## Written task:
Print the entries below in their entirety, exactly as they are written.

## Dataset items:
------------------------------

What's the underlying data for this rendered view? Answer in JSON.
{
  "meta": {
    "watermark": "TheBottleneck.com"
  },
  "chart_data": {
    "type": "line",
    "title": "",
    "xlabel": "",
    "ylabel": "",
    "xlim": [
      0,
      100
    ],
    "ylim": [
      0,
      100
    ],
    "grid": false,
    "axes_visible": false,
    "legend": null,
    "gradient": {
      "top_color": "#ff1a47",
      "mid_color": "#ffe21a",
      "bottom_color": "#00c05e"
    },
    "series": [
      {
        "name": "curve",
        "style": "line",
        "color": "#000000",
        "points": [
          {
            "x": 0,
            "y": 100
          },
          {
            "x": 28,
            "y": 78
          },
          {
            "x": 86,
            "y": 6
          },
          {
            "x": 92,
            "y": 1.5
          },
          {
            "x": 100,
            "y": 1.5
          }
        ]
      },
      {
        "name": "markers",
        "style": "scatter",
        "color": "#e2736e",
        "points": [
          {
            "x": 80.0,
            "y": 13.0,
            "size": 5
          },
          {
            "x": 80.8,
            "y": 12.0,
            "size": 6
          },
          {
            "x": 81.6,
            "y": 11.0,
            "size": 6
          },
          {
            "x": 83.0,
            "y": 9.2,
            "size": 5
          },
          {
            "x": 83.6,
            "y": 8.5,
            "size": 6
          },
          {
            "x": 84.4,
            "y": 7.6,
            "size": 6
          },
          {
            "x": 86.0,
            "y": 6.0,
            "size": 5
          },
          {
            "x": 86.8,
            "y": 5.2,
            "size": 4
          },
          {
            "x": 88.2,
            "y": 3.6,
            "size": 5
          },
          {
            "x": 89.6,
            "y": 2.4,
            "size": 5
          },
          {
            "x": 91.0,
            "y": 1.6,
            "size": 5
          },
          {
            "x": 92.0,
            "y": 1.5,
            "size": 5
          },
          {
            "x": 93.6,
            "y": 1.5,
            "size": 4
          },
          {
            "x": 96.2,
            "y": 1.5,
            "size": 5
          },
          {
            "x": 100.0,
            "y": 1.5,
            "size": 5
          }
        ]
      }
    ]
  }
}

------------------------------

## Full response:
What's the underlying data for this rendered view? Answer in JSON.
{
  "meta": {
    "watermark": "TheBottleneck.com"
  },
  "chart_data": {
    "type": "line",
    "title": "",
    "xlabel": "",
    "ylabel": "",
    "xlim": [
      0,
      100
    ],
    "ylim": [
      0,
      100
    ],
    "grid": false,
    "axes_visible": false,
    "legend": null,
    "gradient": {
      "top_color": "#ff1a47",
      "mid_color": "#ffe21a",
      "bottom_color": "#00c05e"
    },
    "series": [
      {
        "name": "curve",
        "style": "line",
        "color": "#000000",
        "points": [
          {
            "x": 0,
            "y": 100
          },
          {
            "x": 28,
            "y": 78
          },
          {
            "x": 86,
            "y": 6
          },
          {
            "x": 92,
            "y": 1.5
          },
          {
            "x": 100,
            "y": 1.5
          }
        ]
      },
      {
        "name": "markers",
        "style": "scatter",
        "color": "#e2736e",
        "points": [
          {
            "x": 80.0,
            "y": 13.0,
            "size": 5
          },
          {
            "x": 80.8,
            "y": 12.0,
            "size": 6
          },
          {
            "x": 81.6,
            "y": 11.0,
            "size": 6
          },
          {
            "x": 83.0,
            "y": 9.2,
            "size": 5
          },
          {
            "x": 83.6,
            "y": 8.5,
            "size": 6
          },
          {
            "x": 84.4,
            "y": 7.6,
            "size": 6
          },
          {
            "x": 86.0,
            "y": 6.0,
            "size": 5
          },
          {
            "x": 86.8,
            "y": 5.2,
            "size": 4
          },
          {
            "x": 88.2,
            "y": 3.6,
            "size": 5
          },
          {
            "x": 89.6,
            "y": 2.4,
            "size": 5
          },
          {
            "x": 91.0,
            "y": 1.6,
            "size": 5
          },
          {
            "x": 92.0,
            "y": 1.5,
            "size": 5
          },
          {
            "x": 93.6,
            "y": 1.5,
            "size": 4
          },
          {
            "x": 96.2,
            "y": 1.5,
            "size": 5
          },
          {
            "x": 100.0,
            "y": 1.5,
            "size": 5
          }
        ]
      }
    ]
  }
}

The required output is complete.